Scan the records for the string "Spende"; copy each line where it occurs.

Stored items

* begin *

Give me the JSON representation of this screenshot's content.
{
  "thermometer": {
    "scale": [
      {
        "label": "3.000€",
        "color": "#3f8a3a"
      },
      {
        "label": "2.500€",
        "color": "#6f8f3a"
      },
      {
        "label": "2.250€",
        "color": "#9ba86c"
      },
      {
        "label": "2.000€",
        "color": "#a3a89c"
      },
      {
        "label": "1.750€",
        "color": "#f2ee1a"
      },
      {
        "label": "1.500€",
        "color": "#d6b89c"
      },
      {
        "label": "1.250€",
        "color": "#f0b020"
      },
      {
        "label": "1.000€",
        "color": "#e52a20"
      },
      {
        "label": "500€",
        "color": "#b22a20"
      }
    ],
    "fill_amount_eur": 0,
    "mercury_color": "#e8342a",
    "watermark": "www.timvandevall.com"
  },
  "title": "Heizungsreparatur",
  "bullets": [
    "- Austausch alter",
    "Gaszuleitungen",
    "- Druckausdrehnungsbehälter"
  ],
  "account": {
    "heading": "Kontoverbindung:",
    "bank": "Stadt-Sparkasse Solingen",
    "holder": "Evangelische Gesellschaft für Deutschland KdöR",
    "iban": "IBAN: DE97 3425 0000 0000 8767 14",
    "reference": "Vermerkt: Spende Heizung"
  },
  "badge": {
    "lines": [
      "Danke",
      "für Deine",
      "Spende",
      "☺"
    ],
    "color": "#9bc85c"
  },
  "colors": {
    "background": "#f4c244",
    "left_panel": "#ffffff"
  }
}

* end *
* begin *

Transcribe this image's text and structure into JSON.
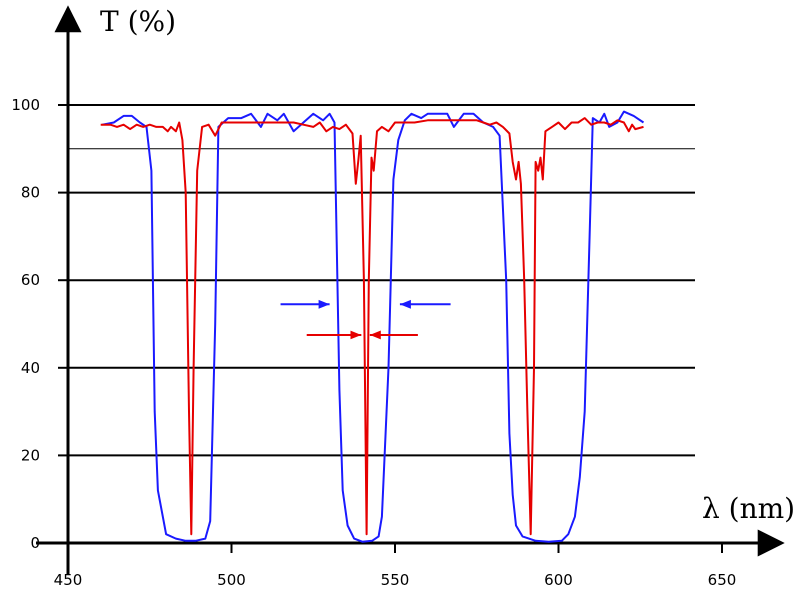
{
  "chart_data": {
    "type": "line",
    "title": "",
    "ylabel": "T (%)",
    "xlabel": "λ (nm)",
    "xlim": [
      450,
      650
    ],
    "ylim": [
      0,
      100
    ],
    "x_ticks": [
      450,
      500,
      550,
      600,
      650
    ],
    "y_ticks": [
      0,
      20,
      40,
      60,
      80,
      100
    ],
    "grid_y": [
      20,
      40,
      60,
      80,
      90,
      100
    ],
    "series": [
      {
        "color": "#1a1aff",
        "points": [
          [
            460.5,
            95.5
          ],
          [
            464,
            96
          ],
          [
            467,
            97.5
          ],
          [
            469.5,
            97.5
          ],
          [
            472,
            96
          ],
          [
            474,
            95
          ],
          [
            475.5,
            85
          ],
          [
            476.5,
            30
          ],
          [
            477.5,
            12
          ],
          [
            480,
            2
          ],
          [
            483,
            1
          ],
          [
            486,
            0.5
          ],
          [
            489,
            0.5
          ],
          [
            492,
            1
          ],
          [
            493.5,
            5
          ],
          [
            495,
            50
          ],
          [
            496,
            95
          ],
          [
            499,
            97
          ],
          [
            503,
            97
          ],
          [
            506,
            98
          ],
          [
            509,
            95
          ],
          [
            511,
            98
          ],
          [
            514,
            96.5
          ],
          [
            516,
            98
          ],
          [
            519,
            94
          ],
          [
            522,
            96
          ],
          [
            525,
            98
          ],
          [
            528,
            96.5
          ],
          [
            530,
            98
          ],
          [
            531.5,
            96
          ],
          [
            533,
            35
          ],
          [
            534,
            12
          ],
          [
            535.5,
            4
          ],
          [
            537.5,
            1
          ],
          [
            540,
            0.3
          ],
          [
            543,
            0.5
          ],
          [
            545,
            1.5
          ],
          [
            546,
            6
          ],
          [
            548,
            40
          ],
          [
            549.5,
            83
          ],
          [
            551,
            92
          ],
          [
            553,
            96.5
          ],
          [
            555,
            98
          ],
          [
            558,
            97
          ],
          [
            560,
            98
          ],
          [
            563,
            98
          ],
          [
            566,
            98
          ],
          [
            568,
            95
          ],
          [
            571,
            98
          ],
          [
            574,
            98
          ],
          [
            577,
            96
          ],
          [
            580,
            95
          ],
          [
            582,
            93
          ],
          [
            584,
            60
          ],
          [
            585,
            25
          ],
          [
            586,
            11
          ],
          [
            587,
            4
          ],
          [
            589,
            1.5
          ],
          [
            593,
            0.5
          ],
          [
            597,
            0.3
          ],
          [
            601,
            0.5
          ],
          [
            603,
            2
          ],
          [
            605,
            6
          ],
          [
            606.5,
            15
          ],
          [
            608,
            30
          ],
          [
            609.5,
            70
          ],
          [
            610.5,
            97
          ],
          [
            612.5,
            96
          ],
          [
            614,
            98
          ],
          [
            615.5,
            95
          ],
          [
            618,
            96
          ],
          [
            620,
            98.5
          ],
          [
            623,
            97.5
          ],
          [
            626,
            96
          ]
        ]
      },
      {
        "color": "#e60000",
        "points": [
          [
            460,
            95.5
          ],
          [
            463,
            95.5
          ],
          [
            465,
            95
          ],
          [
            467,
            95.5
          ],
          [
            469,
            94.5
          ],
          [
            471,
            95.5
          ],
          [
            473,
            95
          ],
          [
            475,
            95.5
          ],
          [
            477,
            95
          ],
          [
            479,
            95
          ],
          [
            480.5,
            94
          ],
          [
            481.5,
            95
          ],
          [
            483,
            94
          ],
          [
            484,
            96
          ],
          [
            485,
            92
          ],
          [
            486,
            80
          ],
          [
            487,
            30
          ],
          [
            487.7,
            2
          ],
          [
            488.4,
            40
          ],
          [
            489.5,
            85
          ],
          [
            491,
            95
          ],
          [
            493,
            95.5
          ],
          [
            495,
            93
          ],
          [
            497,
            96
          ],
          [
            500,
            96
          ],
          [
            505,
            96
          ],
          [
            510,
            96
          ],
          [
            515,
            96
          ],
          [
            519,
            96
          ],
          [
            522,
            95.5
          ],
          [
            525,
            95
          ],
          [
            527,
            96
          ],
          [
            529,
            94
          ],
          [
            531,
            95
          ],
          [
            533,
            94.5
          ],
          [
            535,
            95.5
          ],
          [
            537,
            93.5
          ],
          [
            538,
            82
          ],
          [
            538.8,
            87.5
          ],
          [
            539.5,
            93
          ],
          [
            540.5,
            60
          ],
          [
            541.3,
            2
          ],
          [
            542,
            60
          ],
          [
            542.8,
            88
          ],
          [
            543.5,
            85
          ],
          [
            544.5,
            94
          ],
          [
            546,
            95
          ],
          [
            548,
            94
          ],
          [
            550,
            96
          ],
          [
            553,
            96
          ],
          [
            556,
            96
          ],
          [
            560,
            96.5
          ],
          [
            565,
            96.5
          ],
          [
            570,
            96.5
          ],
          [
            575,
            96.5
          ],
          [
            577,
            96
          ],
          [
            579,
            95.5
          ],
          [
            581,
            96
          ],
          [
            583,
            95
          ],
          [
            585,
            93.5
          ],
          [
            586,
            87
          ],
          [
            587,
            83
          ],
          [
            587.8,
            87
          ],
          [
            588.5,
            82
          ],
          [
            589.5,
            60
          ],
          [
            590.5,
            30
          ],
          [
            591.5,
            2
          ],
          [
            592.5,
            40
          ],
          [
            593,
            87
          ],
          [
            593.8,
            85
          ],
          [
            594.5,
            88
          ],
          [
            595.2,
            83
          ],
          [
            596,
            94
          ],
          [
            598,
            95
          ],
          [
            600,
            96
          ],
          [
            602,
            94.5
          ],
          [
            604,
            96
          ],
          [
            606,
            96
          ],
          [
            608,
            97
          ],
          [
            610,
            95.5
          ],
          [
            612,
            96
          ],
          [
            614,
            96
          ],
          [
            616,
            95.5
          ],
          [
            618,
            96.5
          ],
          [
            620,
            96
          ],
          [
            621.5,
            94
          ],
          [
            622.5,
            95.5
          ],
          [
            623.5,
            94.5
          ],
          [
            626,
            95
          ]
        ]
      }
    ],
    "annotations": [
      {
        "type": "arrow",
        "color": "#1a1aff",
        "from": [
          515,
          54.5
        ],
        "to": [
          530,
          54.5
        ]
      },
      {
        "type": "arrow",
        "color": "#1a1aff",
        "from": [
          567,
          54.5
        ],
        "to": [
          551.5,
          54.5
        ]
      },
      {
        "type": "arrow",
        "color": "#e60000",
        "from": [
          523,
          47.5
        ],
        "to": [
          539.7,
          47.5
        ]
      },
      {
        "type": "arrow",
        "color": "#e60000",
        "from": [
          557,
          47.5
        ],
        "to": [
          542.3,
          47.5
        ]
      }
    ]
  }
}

* end *
* begin *

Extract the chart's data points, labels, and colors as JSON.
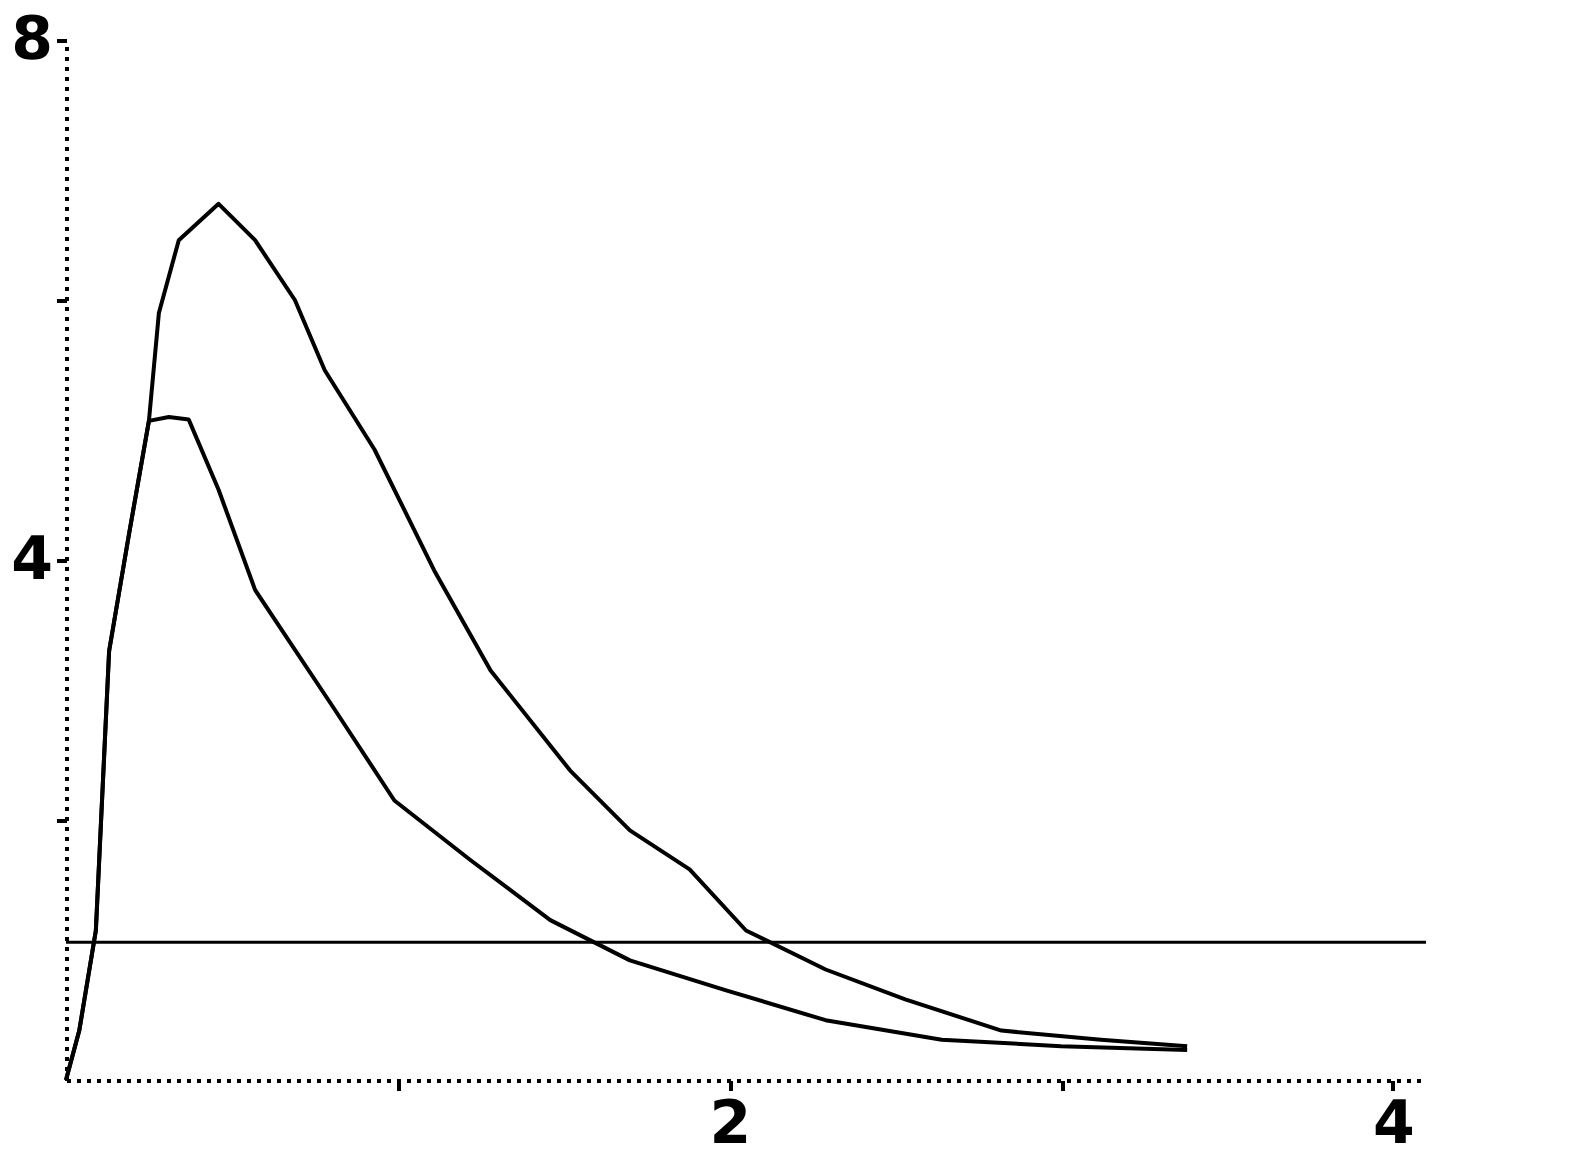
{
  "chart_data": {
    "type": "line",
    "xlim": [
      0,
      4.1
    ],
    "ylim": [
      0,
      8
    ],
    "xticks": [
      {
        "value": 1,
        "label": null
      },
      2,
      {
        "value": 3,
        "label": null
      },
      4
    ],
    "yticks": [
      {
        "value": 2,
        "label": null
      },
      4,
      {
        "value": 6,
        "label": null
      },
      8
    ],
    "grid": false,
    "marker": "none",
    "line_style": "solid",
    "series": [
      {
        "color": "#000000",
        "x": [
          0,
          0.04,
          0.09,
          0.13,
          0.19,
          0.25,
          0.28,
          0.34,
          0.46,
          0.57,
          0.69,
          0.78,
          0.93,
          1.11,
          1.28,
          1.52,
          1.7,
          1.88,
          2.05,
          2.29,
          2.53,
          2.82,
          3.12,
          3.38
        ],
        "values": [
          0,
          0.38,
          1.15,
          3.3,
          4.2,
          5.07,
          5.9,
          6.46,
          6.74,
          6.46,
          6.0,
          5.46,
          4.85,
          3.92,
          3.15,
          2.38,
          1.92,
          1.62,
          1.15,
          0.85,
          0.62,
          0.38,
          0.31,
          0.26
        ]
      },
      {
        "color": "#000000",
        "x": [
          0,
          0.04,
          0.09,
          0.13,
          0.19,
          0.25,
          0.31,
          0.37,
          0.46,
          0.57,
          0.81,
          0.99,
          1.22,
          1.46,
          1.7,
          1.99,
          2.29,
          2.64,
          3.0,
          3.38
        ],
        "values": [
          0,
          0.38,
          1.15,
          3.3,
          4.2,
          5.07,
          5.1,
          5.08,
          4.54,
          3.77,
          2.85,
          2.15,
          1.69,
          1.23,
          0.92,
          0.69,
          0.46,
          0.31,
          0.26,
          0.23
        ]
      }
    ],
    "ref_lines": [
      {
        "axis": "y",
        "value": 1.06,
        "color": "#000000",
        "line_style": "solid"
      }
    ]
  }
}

* end *

→ **Problem solution**
    "reference": "Vermerkt: Spende Heizung"
      "Spende",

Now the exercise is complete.